• REQUIRED WORK: Can you print every record below exactly as written?

[Some records]
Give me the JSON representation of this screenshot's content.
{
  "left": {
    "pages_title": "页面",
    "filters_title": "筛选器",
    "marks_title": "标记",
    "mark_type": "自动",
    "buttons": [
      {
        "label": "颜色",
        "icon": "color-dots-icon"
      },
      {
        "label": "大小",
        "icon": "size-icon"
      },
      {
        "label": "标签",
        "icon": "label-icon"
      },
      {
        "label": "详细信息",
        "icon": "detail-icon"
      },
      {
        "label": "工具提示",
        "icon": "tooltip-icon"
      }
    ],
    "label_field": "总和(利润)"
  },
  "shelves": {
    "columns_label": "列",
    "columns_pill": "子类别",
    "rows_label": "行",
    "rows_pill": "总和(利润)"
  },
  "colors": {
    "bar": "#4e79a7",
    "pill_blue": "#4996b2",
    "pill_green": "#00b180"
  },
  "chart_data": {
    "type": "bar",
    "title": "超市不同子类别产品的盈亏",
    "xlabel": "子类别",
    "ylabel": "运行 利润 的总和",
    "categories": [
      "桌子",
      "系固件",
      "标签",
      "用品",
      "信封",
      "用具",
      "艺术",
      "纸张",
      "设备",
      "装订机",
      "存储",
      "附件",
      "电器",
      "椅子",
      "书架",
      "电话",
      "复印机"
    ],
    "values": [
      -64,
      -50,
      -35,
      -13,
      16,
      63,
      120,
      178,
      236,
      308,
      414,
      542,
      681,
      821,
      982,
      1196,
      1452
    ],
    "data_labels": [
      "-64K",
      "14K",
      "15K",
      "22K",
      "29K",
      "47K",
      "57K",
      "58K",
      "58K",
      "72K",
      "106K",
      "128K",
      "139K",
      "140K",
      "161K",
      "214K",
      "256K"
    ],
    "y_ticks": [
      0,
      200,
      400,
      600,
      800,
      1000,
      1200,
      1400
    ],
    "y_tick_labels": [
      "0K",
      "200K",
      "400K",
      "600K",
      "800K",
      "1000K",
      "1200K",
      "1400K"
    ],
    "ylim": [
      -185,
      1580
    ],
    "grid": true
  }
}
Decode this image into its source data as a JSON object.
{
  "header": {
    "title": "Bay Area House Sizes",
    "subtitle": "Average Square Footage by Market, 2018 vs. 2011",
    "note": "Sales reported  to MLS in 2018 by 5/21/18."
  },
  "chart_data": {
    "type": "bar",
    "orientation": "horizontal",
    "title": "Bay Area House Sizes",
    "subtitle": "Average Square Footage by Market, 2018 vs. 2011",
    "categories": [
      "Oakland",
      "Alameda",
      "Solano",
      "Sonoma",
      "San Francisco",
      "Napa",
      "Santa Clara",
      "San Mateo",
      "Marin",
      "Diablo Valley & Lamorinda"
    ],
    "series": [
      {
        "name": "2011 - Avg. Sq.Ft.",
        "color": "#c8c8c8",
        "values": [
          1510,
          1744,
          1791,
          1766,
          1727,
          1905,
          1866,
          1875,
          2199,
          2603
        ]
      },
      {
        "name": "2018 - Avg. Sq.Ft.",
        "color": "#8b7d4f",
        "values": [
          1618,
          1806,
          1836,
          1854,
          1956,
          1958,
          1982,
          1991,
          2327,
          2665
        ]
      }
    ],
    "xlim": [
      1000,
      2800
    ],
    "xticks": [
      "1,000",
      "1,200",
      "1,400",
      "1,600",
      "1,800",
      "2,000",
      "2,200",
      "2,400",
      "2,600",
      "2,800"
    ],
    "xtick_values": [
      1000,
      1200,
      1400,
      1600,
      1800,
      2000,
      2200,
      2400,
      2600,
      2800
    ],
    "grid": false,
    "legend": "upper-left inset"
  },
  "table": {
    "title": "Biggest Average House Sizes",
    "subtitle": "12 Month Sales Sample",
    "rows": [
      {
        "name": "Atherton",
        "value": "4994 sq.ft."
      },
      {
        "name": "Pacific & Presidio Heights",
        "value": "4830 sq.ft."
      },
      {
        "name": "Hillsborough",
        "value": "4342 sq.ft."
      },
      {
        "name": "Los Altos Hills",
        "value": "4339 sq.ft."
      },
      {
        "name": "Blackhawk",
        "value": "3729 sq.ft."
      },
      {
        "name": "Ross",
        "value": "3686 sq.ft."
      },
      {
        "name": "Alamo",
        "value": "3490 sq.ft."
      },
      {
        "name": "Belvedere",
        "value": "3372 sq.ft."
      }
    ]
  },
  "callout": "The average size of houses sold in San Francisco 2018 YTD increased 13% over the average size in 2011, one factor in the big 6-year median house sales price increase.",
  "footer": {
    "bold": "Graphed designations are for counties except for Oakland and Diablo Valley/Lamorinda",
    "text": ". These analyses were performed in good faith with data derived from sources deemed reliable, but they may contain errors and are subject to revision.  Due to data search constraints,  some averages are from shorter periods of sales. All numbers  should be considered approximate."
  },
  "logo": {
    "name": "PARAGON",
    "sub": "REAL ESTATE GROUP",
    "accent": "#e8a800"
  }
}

• OUTPUT OF THE EXERCISE:
Give me the JSON representation of this screenshot's content.
{
  "left": {
    "pages_title": "页面",
    "filters_title": "筛选器",
    "marks_title": "标记",
    "mark_type": "自动",
    "buttons": [
      {
        "label": "颜色",
        "icon": "color-dots-icon"
      },
      {
        "label": "大小",
        "icon": "size-icon"
      },
      {
        "label": "标签",
        "icon": "label-icon"
      },
      {
        "label": "详细信息",
        "icon": "detail-icon"
      },
      {
        "label": "工具提示",
        "icon": "tooltip-icon"
      }
    ],
    "label_field": "总和(利润)"
  },
  "shelves": {
    "columns_label": "列",
    "columns_pill": "子类别",
    "rows_label": "行",
    "rows_pill": "总和(利润)"
  },
  "colors": {
    "bar": "#4e79a7",
    "pill_blue": "#4996b2",
    "pill_green": "#00b180"
  },
  "chart_data": {
    "type": "bar",
    "title": "超市不同子类别产品的盈亏",
    "xlabel": "子类别",
    "ylabel": "运行 利润 的总和",
    "categories": [
      "桌子",
      "系固件",
      "标签",
      "用品",
      "信封",
      "用具",
      "艺术",
      "纸张",
      "设备",
      "装订机",
      "存储",
      "附件",
      "电器",
      "椅子",
      "书架",
      "电话",
      "复印机"
    ],
    "values": [
      -64,
      -50,
      -35,
      -13,
      16,
      63,
      120,
      178,
      236,
      308,
      414,
      542,
      681,
      821,
      982,
      1196,
      1452
    ],
    "data_labels": [
      "-64K",
      "14K",
      "15K",
      "22K",
      "29K",
      "47K",
      "57K",
      "58K",
      "58K",
      "72K",
      "106K",
      "128K",
      "139K",
      "140K",
      "161K",
      "214K",
      "256K"
    ],
    "y_ticks": [
      0,
      200,
      400,
      600,
      800,
      1000,
      1200,
      1400
    ],
    "y_tick_labels": [
      "0K",
      "200K",
      "400K",
      "600K",
      "800K",
      "1000K",
      "1200K",
      "1400K"
    ],
    "ylim": [
      -185,
      1580
    ],
    "grid": true
  }
}
Decode this image into its source data as a JSON object.
{
  "header": {
    "title": "Bay Area House Sizes",
    "subtitle": "Average Square Footage by Market, 2018 vs. 2011",
    "note": "Sales reported  to MLS in 2018 by 5/21/18."
  },
  "chart_data": {
    "type": "bar",
    "orientation": "horizontal",
    "title": "Bay Area House Sizes",
    "subtitle": "Average Square Footage by Market, 2018 vs. 2011",
    "categories": [
      "Oakland",
      "Alameda",
      "Solano",
      "Sonoma",
      "San Francisco",
      "Napa",
      "Santa Clara",
      "San Mateo",
      "Marin",
      "Diablo Valley & Lamorinda"
    ],
    "series": [
      {
        "name": "2011 - Avg. Sq.Ft.",
        "color": "#c8c8c8",
        "values": [
          1510,
          1744,
          1791,
          1766,
          1727,
          1905,
          1866,
          1875,
          2199,
          2603
        ]
      },
      {
        "name": "2018 - Avg. Sq.Ft.",
        "color": "#8b7d4f",
        "values": [
          1618,
          1806,
          1836,
          1854,
          1956,
          1958,
          1982,
          1991,
          2327,
          2665
        ]
      }
    ],
    "xlim": [
      1000,
      2800
    ],
    "xticks": [
      "1,000",
      "1,200",
      "1,400",
      "1,600",
      "1,800",
      "2,000",
      "2,200",
      "2,400",
      "2,600",
      "2,800"
    ],
    "xtick_values": [
      1000,
      1200,
      1400,
      1600,
      1800,
      2000,
      2200,
      2400,
      2600,
      2800
    ],
    "grid": false,
    "legend": "upper-left inset"
  },
  "table": {
    "title": "Biggest Average House Sizes",
    "subtitle": "12 Month Sales Sample",
    "rows": [
      {
        "name": "Atherton",
        "value": "4994 sq.ft."
      },
      {
        "name": "Pacific & Presidio Heights",
        "value": "4830 sq.ft."
      },
      {
        "name": "Hillsborough",
        "value": "4342 sq.ft."
      },
      {
        "name": "Los Altos Hills",
        "value": "4339 sq.ft."
      },
      {
        "name": "Blackhawk",
        "value": "3729 sq.ft."
      },
      {
        "name": "Ross",
        "value": "3686 sq.ft."
      },
      {
        "name": "Alamo",
        "value": "3490 sq.ft."
      },
      {
        "name": "Belvedere",
        "value": "3372 sq.ft."
      }
    ]
  },
  "callout": "The average size of houses sold in San Francisco 2018 YTD increased 13% over the average size in 2011, one factor in the big 6-year median house sales price increase.",
  "footer": {
    "bold": "Graphed designations are for counties except for Oakland and Diablo Valley/Lamorinda",
    "text": ". These analyses were performed in good faith with data derived from sources deemed reliable, but they may contain errors and are subject to revision.  Due to data search constraints,  some averages are from shorter periods of sales. All numbers  should be considered approximate."
  },
  "logo": {
    "name": "PARAGON",
    "sub": "REAL ESTATE GROUP",
    "accent": "#e8a800"
  }
}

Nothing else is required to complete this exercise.